The problem: Copy every line of the data that contains the string "Rate".

Data rows:
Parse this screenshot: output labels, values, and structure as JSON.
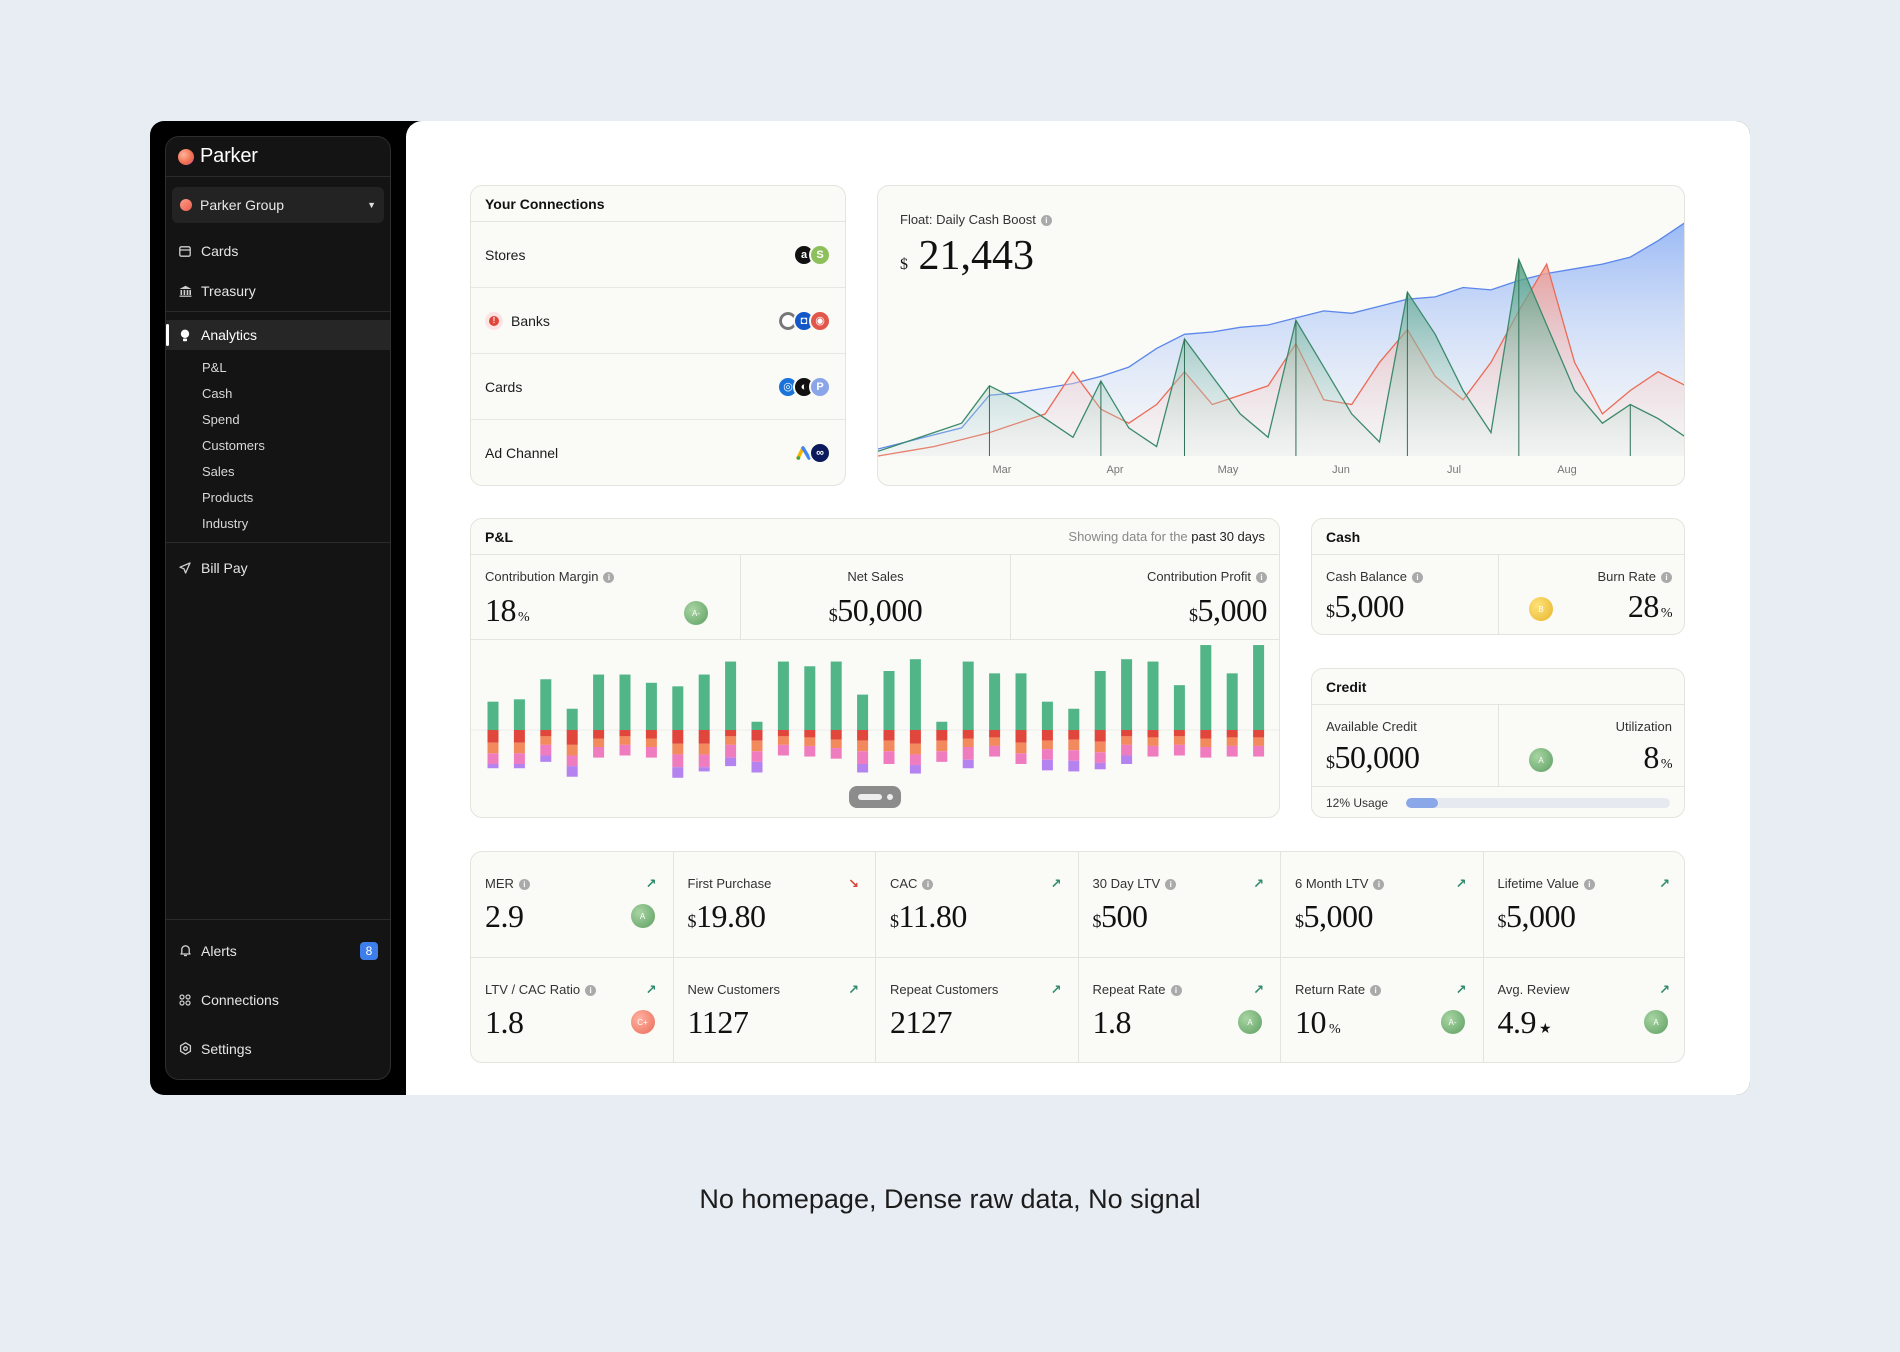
{
  "brand": {
    "name": "Parker"
  },
  "workspace": {
    "label": "Parker Group"
  },
  "sidebar": {
    "items": [
      {
        "label": "Cards",
        "icon": "card-icon"
      },
      {
        "label": "Treasury",
        "icon": "bank-icon"
      },
      {
        "label": "Analytics",
        "icon": "lightbulb-icon"
      },
      {
        "label": "Bill Pay",
        "icon": "send-icon"
      }
    ],
    "analytics_sub": [
      "P&L",
      "Cash",
      "Spend",
      "Customers",
      "Sales",
      "Products",
      "Industry"
    ],
    "bottom": [
      {
        "label": "Alerts",
        "icon": "bell-icon",
        "badge": "8"
      },
      {
        "label": "Connections",
        "icon": "grid-icon"
      },
      {
        "label": "Settings",
        "icon": "gear-icon"
      }
    ]
  },
  "connections": {
    "title": "Your Connections",
    "rows": [
      {
        "label": "Stores"
      },
      {
        "label": "Banks",
        "alert": "!"
      },
      {
        "label": "Cards"
      },
      {
        "label": "Ad Channel"
      }
    ]
  },
  "float": {
    "title": "Float: Daily Cash Boost",
    "currency": "$",
    "value": "21,443",
    "months": [
      "Mar",
      "Apr",
      "May",
      "Jun",
      "Jul",
      "Aug"
    ]
  },
  "pl": {
    "title": "P&L",
    "note_prefix": "Showing data for the",
    "note_range": "past 30 days",
    "contribution_margin": {
      "label": "Contribution Margin",
      "value": "18",
      "unit": "%",
      "grade": "A-"
    },
    "net_sales": {
      "label": "Net Sales",
      "currency": "$",
      "value": "50,000"
    },
    "contribution_profit": {
      "label": "Contribution Profit",
      "currency": "$",
      "value": "5,000"
    }
  },
  "cash": {
    "title": "Cash",
    "balance": {
      "label": "Cash Balance",
      "currency": "$",
      "value": "5,000"
    },
    "burn": {
      "label": "Burn Rate",
      "value": "28",
      "unit": "%",
      "grade": "B"
    }
  },
  "credit": {
    "title": "Credit",
    "available": {
      "label": "Available Credit",
      "currency": "$",
      "value": "50,000"
    },
    "utilization": {
      "label": "Utilization",
      "value": "8",
      "unit": "%",
      "grade": "A"
    },
    "usage_label": "12% Usage",
    "usage_fraction": 0.12
  },
  "kpis": [
    {
      "label": "MER",
      "info": true,
      "trend": "up",
      "value": "2.9",
      "grade": "A",
      "grade_color": "green"
    },
    {
      "label": "First Purchase",
      "info": false,
      "trend": "down",
      "currency": "$",
      "value": "19.80"
    },
    {
      "label": "CAC",
      "info": true,
      "trend": "up",
      "currency": "$",
      "value": "11.80"
    },
    {
      "label": "30 Day LTV",
      "info": true,
      "trend": "up",
      "currency": "$",
      "value": "500"
    },
    {
      "label": "6 Month LTV",
      "info": true,
      "trend": "up",
      "currency": "$",
      "value": "5,000"
    },
    {
      "label": "Lifetime Value",
      "info": true,
      "trend": "up",
      "currency": "$",
      "value": "5,000"
    },
    {
      "label": "LTV / CAC Ratio",
      "info": true,
      "trend": "up",
      "value": "1.8",
      "grade": "C+",
      "grade_color": "coral"
    },
    {
      "label": "New Customers",
      "info": false,
      "trend": "up",
      "value": "1127"
    },
    {
      "label": "Repeat Customers",
      "info": false,
      "trend": "up",
      "value": "2127"
    },
    {
      "label": "Repeat Rate",
      "info": true,
      "trend": "up",
      "value": "1.8",
      "grade": "A",
      "grade_color": "green"
    },
    {
      "label": "Return Rate",
      "info": true,
      "trend": "up",
      "value": "10",
      "unit": "%",
      "grade": "A-",
      "grade_color": "green"
    },
    {
      "label": "Avg. Review",
      "info": false,
      "trend": "up",
      "value": "4.9",
      "unit": "★",
      "grade": "A",
      "grade_color": "green"
    }
  ],
  "caption": "No homepage, Dense raw data, No signal",
  "colors": {
    "green": "#52b587",
    "red": "#e0463b",
    "orange": "#f28a5e",
    "pink": "#f07cc0",
    "purple": "#b583f0",
    "blue": "#9fbdf5"
  },
  "chart_data": [
    {
      "type": "area",
      "title": "Float: Daily Cash Boost",
      "x": [
        0,
        1,
        2,
        3,
        4,
        5,
        6,
        7,
        8,
        9,
        10,
        11,
        12,
        13,
        14,
        15,
        16,
        17,
        18,
        19,
        20,
        21,
        22,
        23,
        24,
        25,
        26,
        27,
        28,
        29
      ],
      "xticks": [
        "Mar",
        "Apr",
        "May",
        "Jun",
        "Jul",
        "Aug"
      ],
      "series": [
        {
          "name": "blue",
          "values": [
            3,
            6,
            9,
            12,
            26,
            27,
            29,
            31,
            34,
            38,
            46,
            52,
            53,
            55,
            56,
            59,
            62,
            61,
            64,
            67,
            68,
            72,
            71,
            75,
            78,
            80,
            82,
            85,
            92,
            100
          ]
        },
        {
          "name": "red",
          "values": [
            0,
            2,
            4,
            7,
            10,
            14,
            18,
            36,
            20,
            14,
            22,
            36,
            22,
            26,
            30,
            48,
            24,
            22,
            40,
            54,
            34,
            24,
            40,
            62,
            82,
            40,
            18,
            28,
            36,
            30
          ]
        },
        {
          "name": "green",
          "values": [
            2,
            6,
            10,
            14,
            30,
            24,
            16,
            8,
            32,
            12,
            4,
            50,
            34,
            18,
            8,
            58,
            38,
            18,
            6,
            70,
            52,
            28,
            10,
            84,
            56,
            28,
            14,
            22,
            16,
            8
          ]
        }
      ],
      "ylim": [
        0,
        100
      ]
    },
    {
      "type": "bar",
      "title": "P&L daily breakdown",
      "categories": [
        "1",
        "2",
        "3",
        "4",
        "5",
        "6",
        "7",
        "8",
        "9",
        "10",
        "11",
        "12",
        "13",
        "14",
        "15",
        "16",
        "17",
        "18",
        "19",
        "20",
        "21",
        "22",
        "23",
        "24",
        "25",
        "26",
        "27",
        "28",
        "29",
        "30"
      ],
      "series": [
        {
          "name": "green",
          "values": [
            24,
            26,
            43,
            18,
            47,
            47,
            40,
            37,
            47,
            58,
            7,
            58,
            54,
            58,
            30,
            50,
            60,
            7,
            58,
            48,
            48,
            24,
            18,
            50,
            60,
            58,
            38,
            72,
            48,
            72
          ]
        },
        {
          "name": "red",
          "values": [
            12,
            12,
            6,
            14,
            8,
            6,
            8,
            13,
            13,
            6,
            10,
            6,
            7,
            9,
            10,
            10,
            13,
            10,
            8,
            7,
            12,
            10,
            9,
            11,
            6,
            7,
            6,
            8,
            7,
            7
          ]
        },
        {
          "name": "orange",
          "values": [
            10,
            10,
            8,
            10,
            8,
            8,
            8,
            10,
            10,
            8,
            10,
            8,
            8,
            8,
            10,
            10,
            10,
            10,
            8,
            8,
            10,
            8,
            10,
            10,
            8,
            8,
            8,
            8,
            8,
            8
          ]
        },
        {
          "name": "pink",
          "values": [
            10,
            10,
            10,
            10,
            10,
            10,
            10,
            12,
            12,
            12,
            10,
            10,
            10,
            10,
            12,
            12,
            10,
            10,
            12,
            10,
            10,
            10,
            10,
            10,
            10,
            10,
            10,
            10,
            10,
            10
          ]
        },
        {
          "name": "purple",
          "values": [
            4,
            4,
            6,
            10,
            0,
            0,
            0,
            10,
            4,
            8,
            10,
            0,
            0,
            0,
            8,
            0,
            8,
            0,
            8,
            0,
            0,
            10,
            10,
            6,
            8,
            0,
            0,
            0,
            0,
            0
          ]
        }
      ]
    }
  ]
}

Task answer:
      "label": "Burn Rate",
      "label": "Repeat Rate",
      "label": "Return Rate",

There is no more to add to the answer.